* **Given records**
%%

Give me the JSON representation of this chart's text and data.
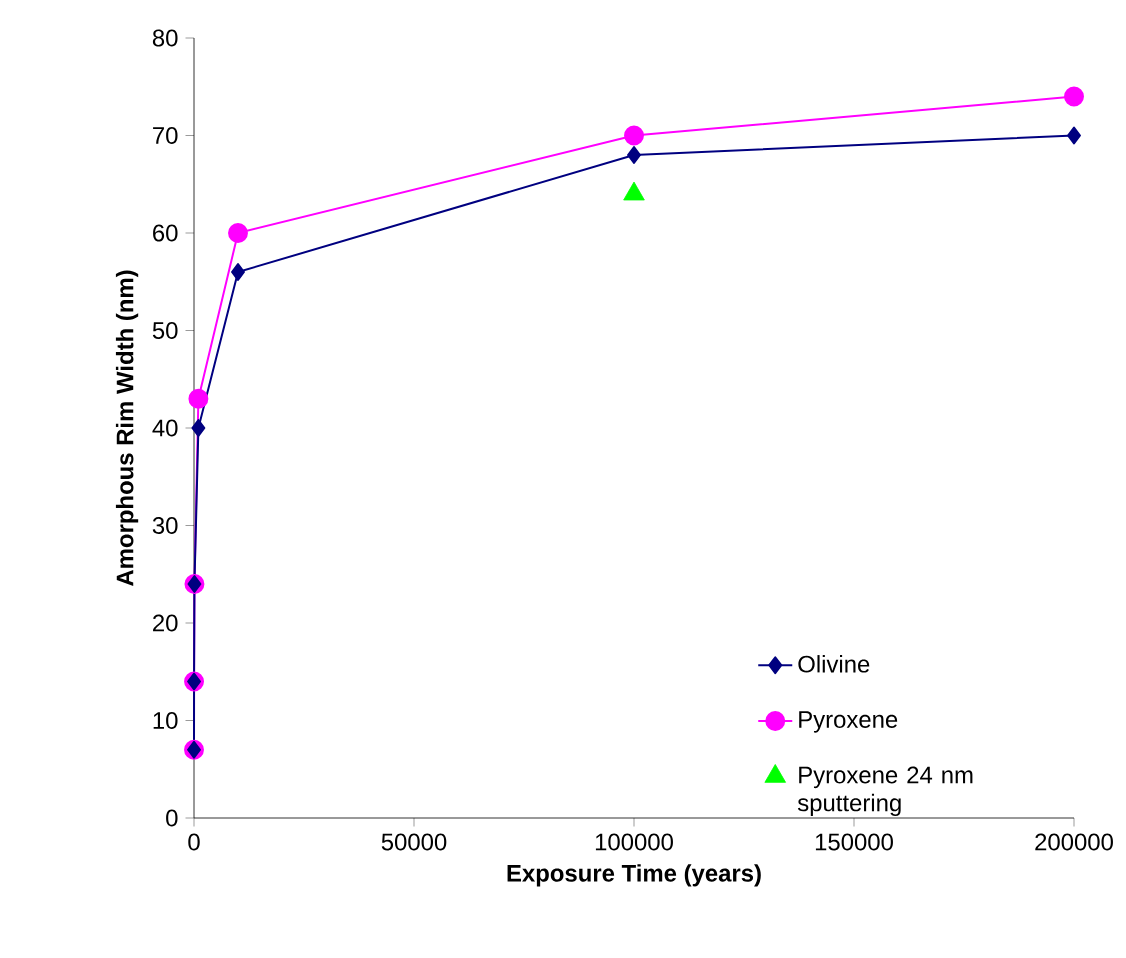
{
  "chart_data": {
    "type": "line",
    "xlabel": "Exposure Time (years)",
    "ylabel": "Amorphous Rim Width (nm)",
    "xlim": [
      0,
      200000
    ],
    "ylim": [
      0,
      80
    ],
    "xticks": [
      0,
      50000,
      100000,
      150000,
      200000
    ],
    "yticks": [
      0,
      10,
      20,
      30,
      40,
      50,
      60,
      70,
      80
    ],
    "legend": "bottom right",
    "grid": false,
    "series": [
      {
        "name": "Olivine",
        "color": "#000080",
        "marker": "diamond",
        "x": [
          1,
          10,
          100,
          1000,
          10000,
          100000,
          200000
        ],
        "values": [
          7,
          14,
          24,
          40,
          56,
          68,
          70
        ]
      },
      {
        "name": "Pyroxene",
        "color": "#ff00ff",
        "marker": "circle",
        "x": [
          1,
          10,
          100,
          1000,
          10000,
          100000,
          200000
        ],
        "values": [
          7,
          14,
          24,
          43,
          60,
          70,
          74
        ]
      },
      {
        "name": "Pyroxene 24 nm sputtering",
        "type": "scatter",
        "color": "#00ff00",
        "marker": "triangle",
        "x": [
          100000
        ],
        "values": [
          64
        ]
      }
    ]
  }
}
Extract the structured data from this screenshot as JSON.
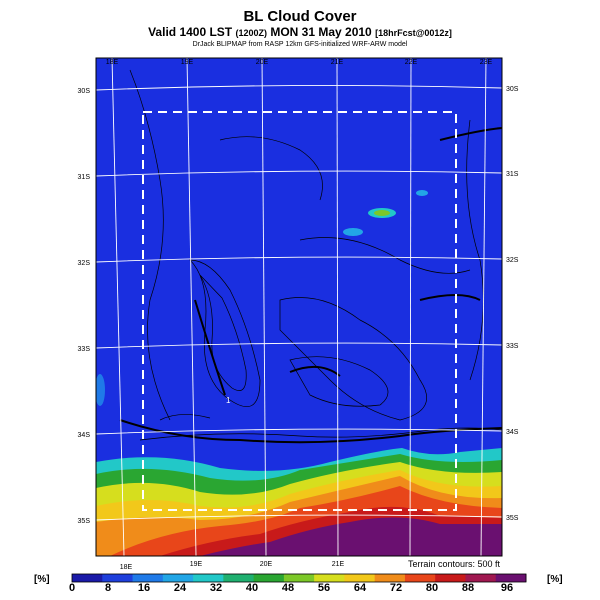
{
  "header": {
    "title": "BL Cloud Cover",
    "subtitle_main": "Valid 1400 LST",
    "subtitle_utc": "(1200Z)",
    "subtitle_date": "MON 31 May 2010",
    "subtitle_fcst": "[18hrFcst@0012z]",
    "credit": "DrJack BLIPMAP from RASP 12km GFS-initialized WRF-ARW model"
  },
  "map": {
    "top_lon_labels": [
      "18E",
      "19E",
      "20E",
      "21E",
      "22E",
      "23E"
    ],
    "bottom_lon_labels": [
      "18E",
      "19E",
      "20E",
      "21E"
    ],
    "left_lat_labels": [
      "30S",
      "31S",
      "32S",
      "33S",
      "34S",
      "35S"
    ],
    "right_lat_labels": [
      "30S",
      "31S",
      "32S",
      "33S",
      "34S",
      "35S"
    ],
    "terrain_note": "Terrain contours: 500 ft",
    "point_label": "1"
  },
  "colorbar": {
    "unit_left": "[%]",
    "unit_right": "[%]",
    "tick_labels": [
      "0",
      "8",
      "16",
      "24",
      "32",
      "40",
      "48",
      "56",
      "64",
      "72",
      "80",
      "88",
      "96"
    ],
    "colors": [
      "#1a1aa8",
      "#1e3fdc",
      "#1f7ae8",
      "#22a6e6",
      "#22c8c8",
      "#1fb070",
      "#2aa632",
      "#7cc828",
      "#d6de1e",
      "#f2c81a",
      "#f08c1a",
      "#e8461a",
      "#c81a1a",
      "#a01850",
      "#6a1070"
    ]
  },
  "styles": {
    "background_cloud": "#1a2fe0",
    "coast_high": "#6a1070",
    "grid": "#ffffff",
    "terrain": "#000000"
  }
}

%%

* **Task statement**
In the entries above, find each line with the word "name" and show it.

* **Exercise answer**
        "name": "Olivine",
        "name": "Pyroxene",
        "name": "Pyroxene 24 nm sputtering",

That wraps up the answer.